▶ _TASK GOAL_
Repeat each record below exactly, dropping the pictures.

▶ _DATA ROWS_
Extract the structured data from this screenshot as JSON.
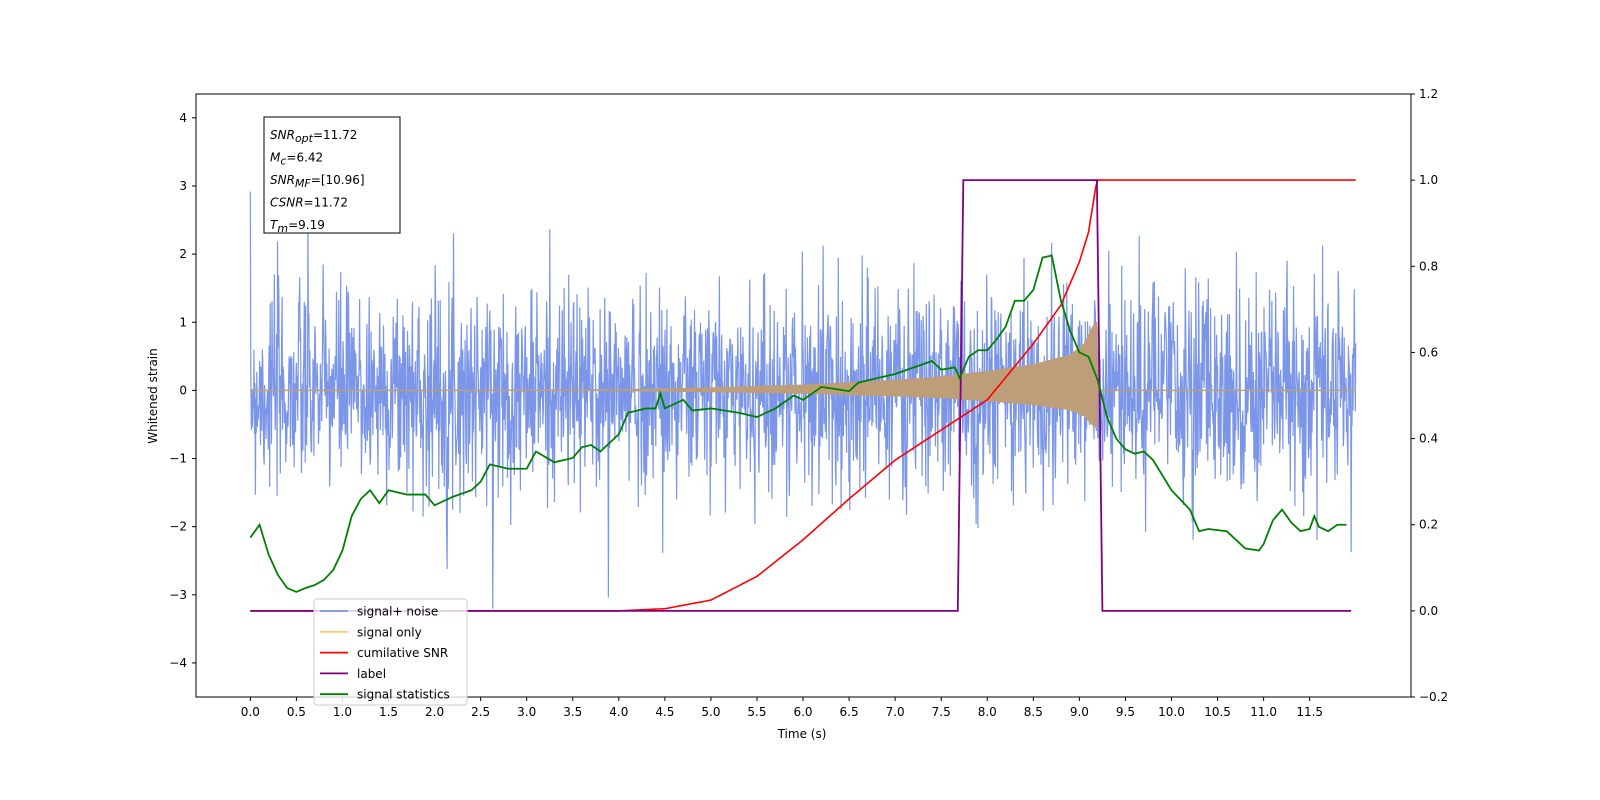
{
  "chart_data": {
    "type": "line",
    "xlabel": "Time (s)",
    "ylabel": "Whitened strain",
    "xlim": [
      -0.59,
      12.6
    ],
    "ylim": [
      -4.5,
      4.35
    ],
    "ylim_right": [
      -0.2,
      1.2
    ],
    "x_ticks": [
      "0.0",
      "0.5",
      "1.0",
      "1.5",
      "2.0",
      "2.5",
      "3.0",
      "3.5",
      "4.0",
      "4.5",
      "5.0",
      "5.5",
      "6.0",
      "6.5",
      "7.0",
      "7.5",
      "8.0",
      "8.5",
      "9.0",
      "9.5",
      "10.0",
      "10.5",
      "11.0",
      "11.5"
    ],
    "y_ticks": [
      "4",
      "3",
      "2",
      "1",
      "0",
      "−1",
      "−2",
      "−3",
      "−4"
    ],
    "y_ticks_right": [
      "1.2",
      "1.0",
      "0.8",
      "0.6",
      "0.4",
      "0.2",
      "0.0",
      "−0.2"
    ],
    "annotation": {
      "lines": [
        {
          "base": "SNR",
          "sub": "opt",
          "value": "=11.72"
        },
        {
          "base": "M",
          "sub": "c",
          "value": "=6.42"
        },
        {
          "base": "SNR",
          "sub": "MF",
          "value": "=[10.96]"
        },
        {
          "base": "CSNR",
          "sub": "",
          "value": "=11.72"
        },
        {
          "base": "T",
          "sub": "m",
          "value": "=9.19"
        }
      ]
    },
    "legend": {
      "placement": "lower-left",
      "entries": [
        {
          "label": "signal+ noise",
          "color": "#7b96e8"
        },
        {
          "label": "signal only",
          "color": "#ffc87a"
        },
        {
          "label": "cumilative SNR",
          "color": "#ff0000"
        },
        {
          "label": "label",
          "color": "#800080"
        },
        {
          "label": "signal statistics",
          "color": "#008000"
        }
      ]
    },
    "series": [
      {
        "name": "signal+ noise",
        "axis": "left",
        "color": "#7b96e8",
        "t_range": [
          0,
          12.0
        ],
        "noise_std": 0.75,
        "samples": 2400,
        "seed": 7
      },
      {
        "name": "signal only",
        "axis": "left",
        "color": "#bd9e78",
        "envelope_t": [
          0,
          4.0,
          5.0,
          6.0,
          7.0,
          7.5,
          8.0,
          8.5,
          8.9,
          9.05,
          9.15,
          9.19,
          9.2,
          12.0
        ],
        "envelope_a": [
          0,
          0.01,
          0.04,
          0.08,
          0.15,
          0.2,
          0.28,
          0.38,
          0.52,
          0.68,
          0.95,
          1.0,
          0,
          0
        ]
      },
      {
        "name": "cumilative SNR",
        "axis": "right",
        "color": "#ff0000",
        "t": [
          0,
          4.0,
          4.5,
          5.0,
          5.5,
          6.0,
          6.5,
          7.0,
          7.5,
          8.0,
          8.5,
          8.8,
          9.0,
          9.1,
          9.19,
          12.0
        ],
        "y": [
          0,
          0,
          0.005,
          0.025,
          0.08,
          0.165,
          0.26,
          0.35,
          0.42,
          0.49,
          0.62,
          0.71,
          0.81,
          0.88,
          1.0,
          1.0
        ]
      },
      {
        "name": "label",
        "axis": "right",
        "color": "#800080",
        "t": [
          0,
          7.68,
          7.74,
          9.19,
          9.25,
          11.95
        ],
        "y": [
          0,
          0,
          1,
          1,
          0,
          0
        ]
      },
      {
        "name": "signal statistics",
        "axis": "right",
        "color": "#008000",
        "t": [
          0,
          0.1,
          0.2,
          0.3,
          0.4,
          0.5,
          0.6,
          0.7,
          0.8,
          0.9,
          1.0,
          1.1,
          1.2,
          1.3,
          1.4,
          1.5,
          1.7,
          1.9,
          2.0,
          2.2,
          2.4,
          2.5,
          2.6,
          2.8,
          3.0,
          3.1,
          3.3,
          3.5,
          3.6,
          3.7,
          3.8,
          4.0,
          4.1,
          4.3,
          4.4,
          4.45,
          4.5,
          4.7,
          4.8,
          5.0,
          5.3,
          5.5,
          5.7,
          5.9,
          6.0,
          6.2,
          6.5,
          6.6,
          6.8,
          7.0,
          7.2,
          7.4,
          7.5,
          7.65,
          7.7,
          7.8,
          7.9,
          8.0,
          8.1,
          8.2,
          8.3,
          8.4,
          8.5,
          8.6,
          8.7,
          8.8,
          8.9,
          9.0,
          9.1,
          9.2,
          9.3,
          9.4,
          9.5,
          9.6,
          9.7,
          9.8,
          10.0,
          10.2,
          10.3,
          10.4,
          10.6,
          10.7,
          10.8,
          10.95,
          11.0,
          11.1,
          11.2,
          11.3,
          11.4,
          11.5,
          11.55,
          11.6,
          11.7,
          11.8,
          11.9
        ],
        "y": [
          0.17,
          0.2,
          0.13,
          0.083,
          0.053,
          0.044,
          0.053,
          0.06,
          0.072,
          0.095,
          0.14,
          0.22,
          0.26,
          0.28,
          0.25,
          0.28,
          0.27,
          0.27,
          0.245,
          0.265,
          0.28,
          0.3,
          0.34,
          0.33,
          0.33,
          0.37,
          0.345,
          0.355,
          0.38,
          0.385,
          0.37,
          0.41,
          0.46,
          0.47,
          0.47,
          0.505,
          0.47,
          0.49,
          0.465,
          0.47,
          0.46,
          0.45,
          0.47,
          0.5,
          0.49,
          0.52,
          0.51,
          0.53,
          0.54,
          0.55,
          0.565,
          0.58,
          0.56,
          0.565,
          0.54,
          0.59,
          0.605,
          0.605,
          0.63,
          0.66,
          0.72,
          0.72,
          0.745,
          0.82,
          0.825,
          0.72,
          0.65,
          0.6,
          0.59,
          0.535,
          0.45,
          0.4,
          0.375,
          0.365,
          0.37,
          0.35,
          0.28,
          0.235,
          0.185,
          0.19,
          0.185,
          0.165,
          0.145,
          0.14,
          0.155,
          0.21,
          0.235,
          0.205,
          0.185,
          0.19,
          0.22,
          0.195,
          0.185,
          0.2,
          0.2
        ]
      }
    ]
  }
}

▶ _THE OUTPUT_
Extract the structured data from this screenshot as JSON.
{
  "chart_data": {
    "type": "line",
    "xlabel": "Time (s)",
    "ylabel": "Whitened strain",
    "xlim": [
      -0.59,
      12.6
    ],
    "ylim": [
      -4.5,
      4.35
    ],
    "ylim_right": [
      -0.2,
      1.2
    ],
    "x_ticks": [
      "0.0",
      "0.5",
      "1.0",
      "1.5",
      "2.0",
      "2.5",
      "3.0",
      "3.5",
      "4.0",
      "4.5",
      "5.0",
      "5.5",
      "6.0",
      "6.5",
      "7.0",
      "7.5",
      "8.0",
      "8.5",
      "9.0",
      "9.5",
      "10.0",
      "10.5",
      "11.0",
      "11.5"
    ],
    "y_ticks": [
      "4",
      "3",
      "2",
      "1",
      "0",
      "−1",
      "−2",
      "−3",
      "−4"
    ],
    "y_ticks_right": [
      "1.2",
      "1.0",
      "0.8",
      "0.6",
      "0.4",
      "0.2",
      "0.0",
      "−0.2"
    ],
    "annotation": {
      "lines": [
        {
          "base": "SNR",
          "sub": "opt",
          "value": "=11.72"
        },
        {
          "base": "M",
          "sub": "c",
          "value": "=6.42"
        },
        {
          "base": "SNR",
          "sub": "MF",
          "value": "=[10.96]"
        },
        {
          "base": "CSNR",
          "sub": "",
          "value": "=11.72"
        },
        {
          "base": "T",
          "sub": "m",
          "value": "=9.19"
        }
      ]
    },
    "legend": {
      "placement": "lower-left",
      "entries": [
        {
          "label": "signal+ noise",
          "color": "#7b96e8"
        },
        {
          "label": "signal only",
          "color": "#ffc87a"
        },
        {
          "label": "cumilative SNR",
          "color": "#ff0000"
        },
        {
          "label": "label",
          "color": "#800080"
        },
        {
          "label": "signal statistics",
          "color": "#008000"
        }
      ]
    },
    "series": [
      {
        "name": "signal+ noise",
        "axis": "left",
        "color": "#7b96e8",
        "t_range": [
          0,
          12.0
        ],
        "noise_std": 0.75,
        "samples": 2400,
        "seed": 7
      },
      {
        "name": "signal only",
        "axis": "left",
        "color": "#bd9e78",
        "envelope_t": [
          0,
          4.0,
          5.0,
          6.0,
          7.0,
          7.5,
          8.0,
          8.5,
          8.9,
          9.05,
          9.15,
          9.19,
          9.2,
          12.0
        ],
        "envelope_a": [
          0,
          0.01,
          0.04,
          0.08,
          0.15,
          0.2,
          0.28,
          0.38,
          0.52,
          0.68,
          0.95,
          1.0,
          0,
          0
        ]
      },
      {
        "name": "cumilative SNR",
        "axis": "right",
        "color": "#ff0000",
        "t": [
          0,
          4.0,
          4.5,
          5.0,
          5.5,
          6.0,
          6.5,
          7.0,
          7.5,
          8.0,
          8.5,
          8.8,
          9.0,
          9.1,
          9.19,
          12.0
        ],
        "y": [
          0,
          0,
          0.005,
          0.025,
          0.08,
          0.165,
          0.26,
          0.35,
          0.42,
          0.49,
          0.62,
          0.71,
          0.81,
          0.88,
          1.0,
          1.0
        ]
      },
      {
        "name": "label",
        "axis": "right",
        "color": "#800080",
        "t": [
          0,
          7.68,
          7.74,
          9.19,
          9.25,
          11.95
        ],
        "y": [
          0,
          0,
          1,
          1,
          0,
          0
        ]
      },
      {
        "name": "signal statistics",
        "axis": "right",
        "color": "#008000",
        "t": [
          0,
          0.1,
          0.2,
          0.3,
          0.4,
          0.5,
          0.6,
          0.7,
          0.8,
          0.9,
          1.0,
          1.1,
          1.2,
          1.3,
          1.4,
          1.5,
          1.7,
          1.9,
          2.0,
          2.2,
          2.4,
          2.5,
          2.6,
          2.8,
          3.0,
          3.1,
          3.3,
          3.5,
          3.6,
          3.7,
          3.8,
          4.0,
          4.1,
          4.3,
          4.4,
          4.45,
          4.5,
          4.7,
          4.8,
          5.0,
          5.3,
          5.5,
          5.7,
          5.9,
          6.0,
          6.2,
          6.5,
          6.6,
          6.8,
          7.0,
          7.2,
          7.4,
          7.5,
          7.65,
          7.7,
          7.8,
          7.9,
          8.0,
          8.1,
          8.2,
          8.3,
          8.4,
          8.5,
          8.6,
          8.7,
          8.8,
          8.9,
          9.0,
          9.1,
          9.2,
          9.3,
          9.4,
          9.5,
          9.6,
          9.7,
          9.8,
          10.0,
          10.2,
          10.3,
          10.4,
          10.6,
          10.7,
          10.8,
          10.95,
          11.0,
          11.1,
          11.2,
          11.3,
          11.4,
          11.5,
          11.55,
          11.6,
          11.7,
          11.8,
          11.9
        ],
        "y": [
          0.17,
          0.2,
          0.13,
          0.083,
          0.053,
          0.044,
          0.053,
          0.06,
          0.072,
          0.095,
          0.14,
          0.22,
          0.26,
          0.28,
          0.25,
          0.28,
          0.27,
          0.27,
          0.245,
          0.265,
          0.28,
          0.3,
          0.34,
          0.33,
          0.33,
          0.37,
          0.345,
          0.355,
          0.38,
          0.385,
          0.37,
          0.41,
          0.46,
          0.47,
          0.47,
          0.505,
          0.47,
          0.49,
          0.465,
          0.47,
          0.46,
          0.45,
          0.47,
          0.5,
          0.49,
          0.52,
          0.51,
          0.53,
          0.54,
          0.55,
          0.565,
          0.58,
          0.56,
          0.565,
          0.54,
          0.59,
          0.605,
          0.605,
          0.63,
          0.66,
          0.72,
          0.72,
          0.745,
          0.82,
          0.825,
          0.72,
          0.65,
          0.6,
          0.59,
          0.535,
          0.45,
          0.4,
          0.375,
          0.365,
          0.37,
          0.35,
          0.28,
          0.235,
          0.185,
          0.19,
          0.185,
          0.165,
          0.145,
          0.14,
          0.155,
          0.21,
          0.235,
          0.205,
          0.185,
          0.19,
          0.22,
          0.195,
          0.185,
          0.2,
          0.2
        ]
      }
    ]
  }
}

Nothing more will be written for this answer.